Work to do -
Reproduce all of the data below without alteration; exclude every picture.

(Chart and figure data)

• • • • •

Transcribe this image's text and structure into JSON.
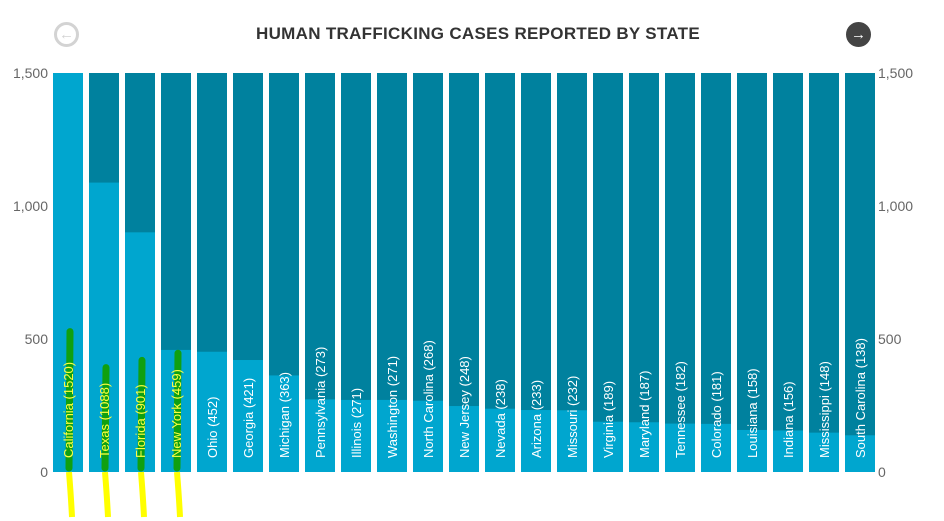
{
  "chart_data": {
    "type": "bar",
    "title": "HUMAN TRAFFICKING CASES REPORTED BY STATE",
    "categories": [
      "California",
      "Texas",
      "Florida",
      "New York",
      "Ohio",
      "Georgia",
      "Michigan",
      "Pennsylvania",
      "Illinois",
      "Washington",
      "North Carolina",
      "New Jersey",
      "Nevada",
      "Arizona",
      "Missouri",
      "Virginia",
      "Maryland",
      "Tennessee",
      "Colorado",
      "Louisiana",
      "Indiana",
      "Mississippi",
      "South Carolina"
    ],
    "values": [
      1520,
      1088,
      901,
      459,
      452,
      421,
      363,
      273,
      271,
      271,
      268,
      248,
      238,
      233,
      232,
      189,
      187,
      182,
      181,
      158,
      156,
      148,
      138
    ],
    "ylim": [
      0,
      1500
    ],
    "yticks": [
      "0",
      "500",
      "1,000",
      "1,500"
    ],
    "ytick_values": [
      0,
      500,
      1000,
      1500
    ],
    "xlabel": "",
    "ylabel": "",
    "highlighted_count": 4
  },
  "nav": {
    "prev_icon": "arrow-left-circle-icon",
    "next_icon": "arrow-right-circle-icon",
    "prev": "←",
    "next": "→"
  },
  "colors": {
    "fill": "#00a6cf",
    "background_bar": "#00819e",
    "marker_green": "#10a010",
    "marker_yellow": "#ffff00"
  }
}
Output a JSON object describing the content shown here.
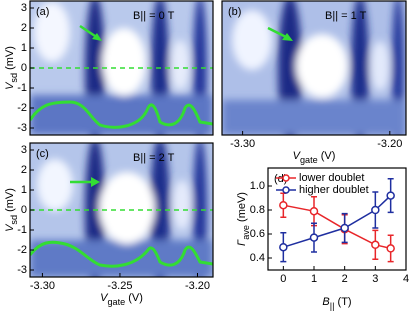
{
  "chart_data": [
    {
      "type": "heatmap",
      "panel": "(a)",
      "field_label": "B|| = 0 T",
      "ylabel": [
        "V",
        "sd",
        " (mV)"
      ],
      "xlim": [
        -3.308,
        -3.19
      ],
      "ylim": [
        -3.35,
        3.35
      ],
      "yticks": [
        3,
        2,
        1,
        0,
        -1,
        -2,
        -3
      ]
    },
    {
      "type": "heatmap",
      "panel": "(b)",
      "field_label": "B|| = 1 T",
      "xlabel": [
        "V",
        "gate",
        " (V)"
      ],
      "xlim": [
        -3.314,
        -3.189
      ],
      "ylim": [
        -3.35,
        3.35
      ],
      "xticks": [
        {
          "value": -3.3,
          "label": "-3.30"
        },
        {
          "value": -3.2,
          "label": "-3.20"
        }
      ]
    },
    {
      "type": "heatmap",
      "panel": "(c)",
      "field_label": "B|| = 2 T",
      "ylabel": [
        "V",
        "sd",
        " (mV)"
      ],
      "xlabel": [
        "V",
        "gate",
        " (V)"
      ],
      "xlim": [
        -3.308,
        -3.19
      ],
      "ylim": [
        -3.35,
        3.35
      ],
      "yticks": [
        3,
        2,
        1,
        0,
        -1,
        -2,
        -3
      ],
      "xticks": [
        {
          "value": -3.3,
          "label": "-3.30"
        },
        -3.25,
        {
          "value": -3.2,
          "label": "-3.20"
        }
      ]
    },
    {
      "type": "errorline",
      "panel": "(d)",
      "ylabel": [
        "Γ",
        "ave",
        " (meV)"
      ],
      "xlabel": [
        "B",
        "||",
        " (T)"
      ],
      "xlim": [
        -0.5,
        4
      ],
      "ylim": [
        0.3,
        1.15
      ],
      "xticks": [
        0,
        1,
        2,
        3,
        4
      ],
      "yticks": [
        {
          "value": 1.0,
          "label": "1.0"
        },
        0.8,
        0.6,
        0.4
      ],
      "legend": "top-left",
      "x": [
        0,
        1,
        2,
        3,
        3.5
      ],
      "series": [
        {
          "name": "lower doublet",
          "color": "#e8262a",
          "values": [
            0.84,
            0.79,
            0.64,
            0.51,
            0.48
          ],
          "errors": [
            0.1,
            0.12,
            0.12,
            0.12,
            0.11
          ]
        },
        {
          "name": "higher doublet",
          "color": "#1f2fa0",
          "values": [
            0.49,
            0.57,
            0.65,
            0.8,
            0.92
          ],
          "errors": [
            0.12,
            0.12,
            0.12,
            0.15,
            0.14
          ]
        }
      ]
    }
  ]
}
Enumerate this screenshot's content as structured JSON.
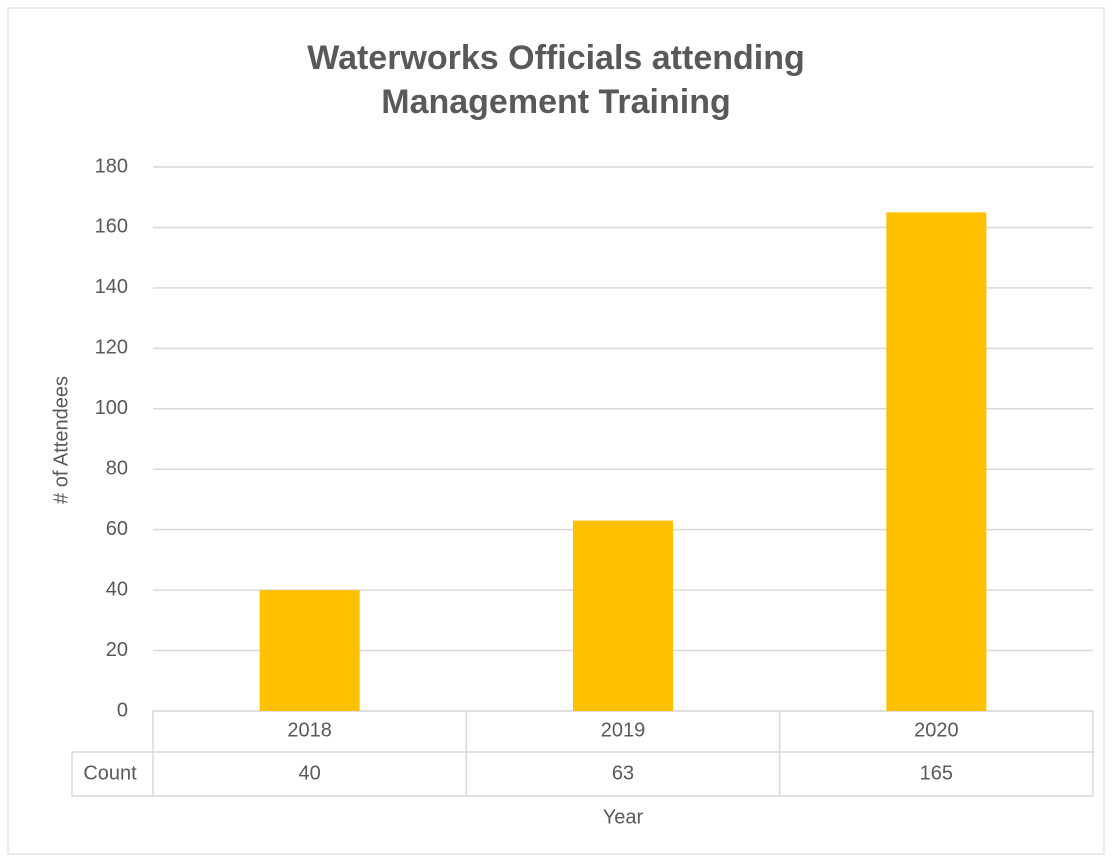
{
  "chart_data": {
    "type": "bar",
    "title": "Waterworks Officials attending Management Training",
    "x_label": "Year",
    "y_label": "# of Attendees",
    "categories": [
      "2018",
      "2019",
      "2020"
    ],
    "series": [
      {
        "name": "Count",
        "color": "#ffc000",
        "values": [
          40,
          63,
          165
        ]
      }
    ],
    "ylim": [
      0,
      180
    ],
    "yticks": [
      0,
      20,
      40,
      60,
      80,
      100,
      120,
      140,
      160,
      180
    ],
    "grid": true,
    "data_table": true
  }
}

• • • • •

Result of the exercise -
Transcribe this image's text and structure into JSON.
{
  "chart_data": {
    "type": "bar",
    "title": "HUMAN TRAFFICKING CASES REPORTED BY STATE",
    "categories": [
      "California",
      "Texas",
      "Florida",
      "New York",
      "Ohio",
      "Georgia",
      "Michigan",
      "Pennsylvania",
      "Illinois",
      "Washington",
      "North Carolina",
      "New Jersey",
      "Nevada",
      "Arizona",
      "Missouri",
      "Virginia",
      "Maryland",
      "Tennessee",
      "Colorado",
      "Louisiana",
      "Indiana",
      "Mississippi",
      "South Carolina"
    ],
    "values": [
      1520,
      1088,
      901,
      459,
      452,
      421,
      363,
      273,
      271,
      271,
      268,
      248,
      238,
      233,
      232,
      189,
      187,
      182,
      181,
      158,
      156,
      148,
      138
    ],
    "ylim": [
      0,
      1500
    ],
    "yticks": [
      "0",
      "500",
      "1,000",
      "1,500"
    ],
    "ytick_values": [
      0,
      500,
      1000,
      1500
    ],
    "xlabel": "",
    "ylabel": "",
    "highlighted_count": 4
  },
  "nav": {
    "prev_icon": "arrow-left-circle-icon",
    "next_icon": "arrow-right-circle-icon",
    "prev": "←",
    "next": "→"
  },
  "colors": {
    "fill": "#00a6cf",
    "background_bar": "#00819e",
    "marker_green": "#10a010",
    "marker_yellow": "#ffff00"
  }
}
Output a JSON object describing the content shown here.
{
  "chart_data": [
    {
      "type": "heatmap",
      "panel": "(a)",
      "field_label": "B|| = 0 T",
      "ylabel": [
        "V",
        "sd",
        " (mV)"
      ],
      "xlim": [
        -3.308,
        -3.19
      ],
      "ylim": [
        -3.35,
        3.35
      ],
      "yticks": [
        3,
        2,
        1,
        0,
        -1,
        -2,
        -3
      ]
    },
    {
      "type": "heatmap",
      "panel": "(b)",
      "field_label": "B|| = 1 T",
      "xlabel": [
        "V",
        "gate",
        " (V)"
      ],
      "xlim": [
        -3.314,
        -3.189
      ],
      "ylim": [
        -3.35,
        3.35
      ],
      "xticks": [
        {
          "value": -3.3,
          "label": "-3.30"
        },
        {
          "value": -3.2,
          "label": "-3.20"
        }
      ]
    },
    {
      "type": "heatmap",
      "panel": "(c)",
      "field_label": "B|| = 2 T",
      "ylabel": [
        "V",
        "sd",
        " (mV)"
      ],
      "xlabel": [
        "V",
        "gate",
        " (V)"
      ],
      "xlim": [
        -3.308,
        -3.19
      ],
      "ylim": [
        -3.35,
        3.35
      ],
      "yticks": [
        3,
        2,
        1,
        0,
        -1,
        -2,
        -3
      ],
      "xticks": [
        {
          "value": -3.3,
          "label": "-3.30"
        },
        -3.25,
        {
          "value": -3.2,
          "label": "-3.20"
        }
      ]
    },
    {
      "type": "errorline",
      "panel": "(d)",
      "ylabel": [
        "Γ",
        "ave",
        " (meV)"
      ],
      "xlabel": [
        "B",
        "||",
        " (T)"
      ],
      "xlim": [
        -0.5,
        4
      ],
      "ylim": [
        0.3,
        1.15
      ],
      "xticks": [
        0,
        1,
        2,
        3,
        4
      ],
      "yticks": [
        {
          "value": 1.0,
          "label": "1.0"
        },
        0.8,
        0.6,
        0.4
      ],
      "legend": "top-left",
      "x": [
        0,
        1,
        2,
        3,
        3.5
      ],
      "series": [
        {
          "name": "lower doublet",
          "color": "#e8262a",
          "values": [
            0.84,
            0.79,
            0.64,
            0.51,
            0.48
          ],
          "errors": [
            0.1,
            0.12,
            0.12,
            0.12,
            0.11
          ]
        },
        {
          "name": "higher doublet",
          "color": "#1f2fa0",
          "values": [
            0.49,
            0.57,
            0.65,
            0.8,
            0.92
          ],
          "errors": [
            0.12,
            0.12,
            0.12,
            0.15,
            0.14
          ]
        }
      ]
    }
  ]
}
Enumerate this screenshot's content as structured JSON.
{
  "chart_data": {
    "type": "bar",
    "title": "Waterworks Officials attending Management Training",
    "x_label": "Year",
    "y_label": "# of Attendees",
    "categories": [
      "2018",
      "2019",
      "2020"
    ],
    "series": [
      {
        "name": "Count",
        "color": "#ffc000",
        "values": [
          40,
          63,
          165
        ]
      }
    ],
    "ylim": [
      0,
      180
    ],
    "yticks": [
      0,
      20,
      40,
      60,
      80,
      100,
      120,
      140,
      160,
      180
    ],
    "grid": true,
    "data_table": true
  }
}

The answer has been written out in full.